**REQUIRED WORK:** Set down each entry exactly as given; pictures should not appear in the copy.

* Start RECORDS FOR THIS EXERCISE *

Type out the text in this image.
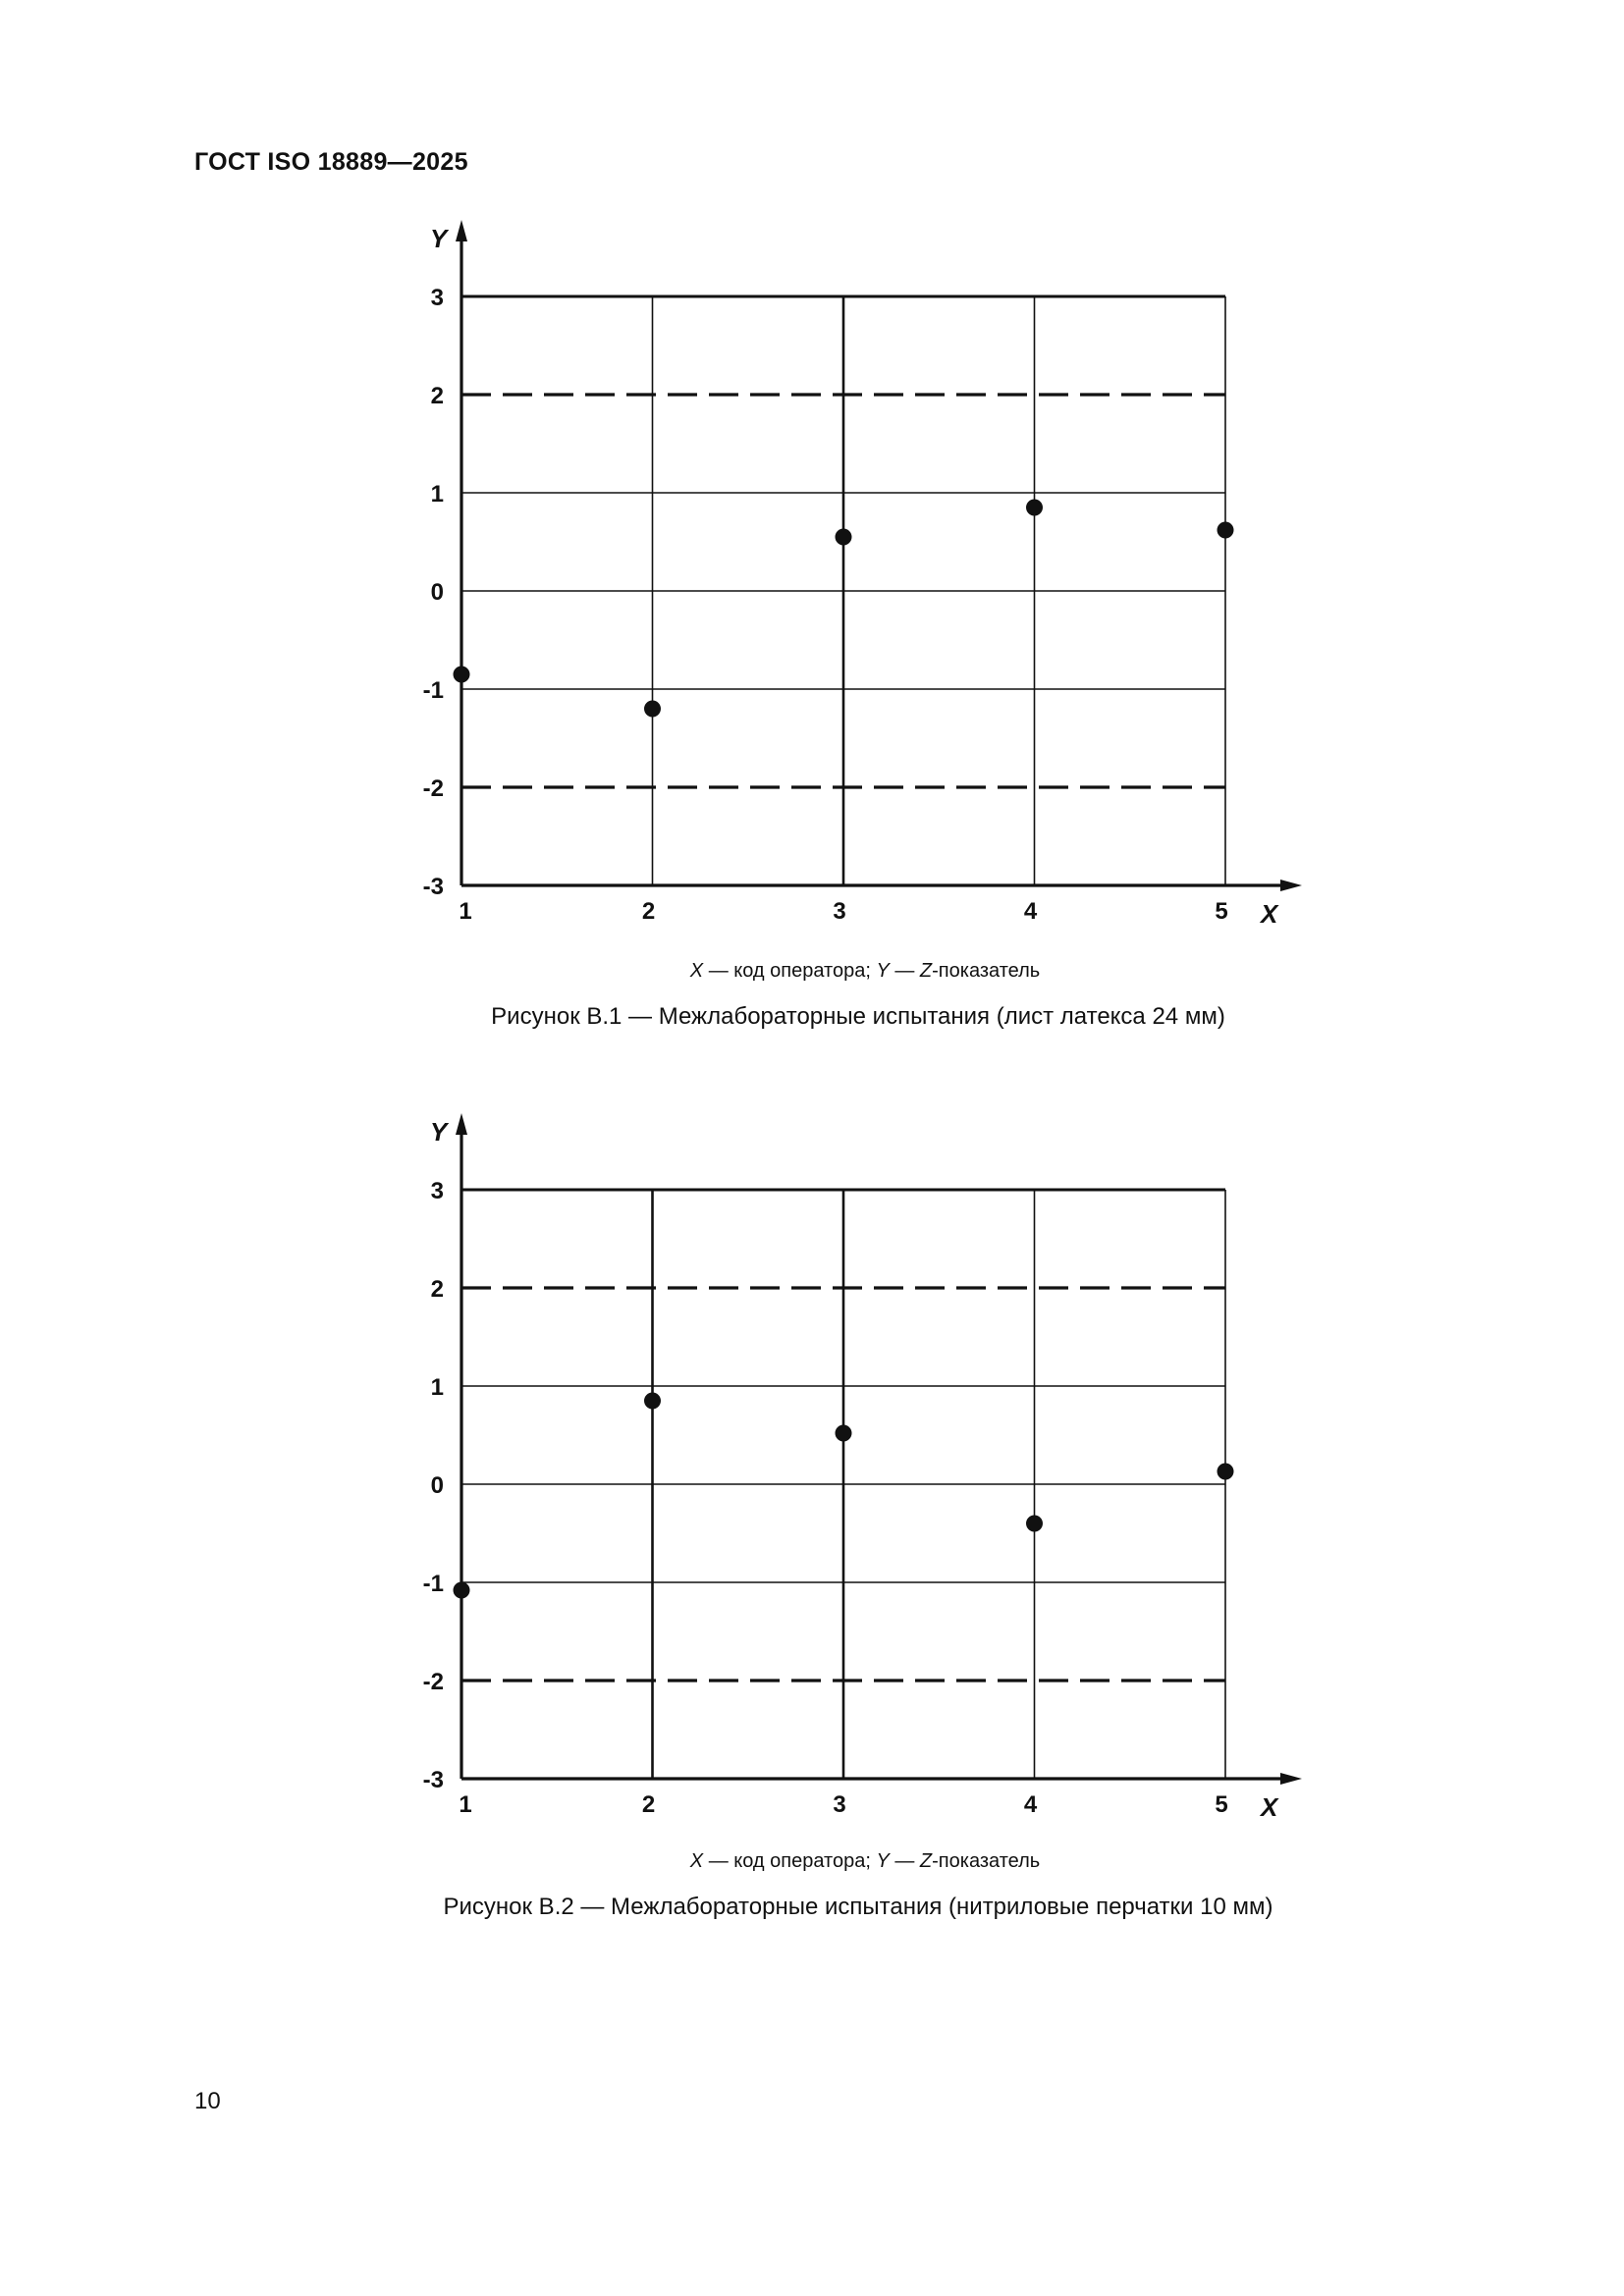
ГОСТ ISO 18889—2025
Y
X
3
2
1
0
-1
-2
-3
1	2	3	4	5
X — код оператора; Y — Z-показатель
Рисунок В.1 — Межлабораторные испытания (лист латекса 24 мм)
Y
X
3
2
1
0
-1
-2
-3
1	2	3	4	5
X — код оператора; Y — Z-показатель
Рисунок В.2 — Межлабораторные испытания (нитриловые перчатки 10 мм)
10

* End RECORDS FOR THIS EXERCISE *

**RESULT BELOW:**
Type out the text in this image.
ГОСТ ISO 18889—2025
Y
X
3
2
1
0
-1
-2
-3
1	2	3	4	5
X — код оператора; Y — Z-показатель
Рисунок В.1 — Межлабораторные испытания (лист латекса 24 мм)
Y
X
3
2
1
0
-1
-2
-3
1	2	3	4	5
X — код оператора; Y — Z-показатель
Рисунок В.2 — Межлабораторные испытания (нитриловые перчатки 10 мм)
10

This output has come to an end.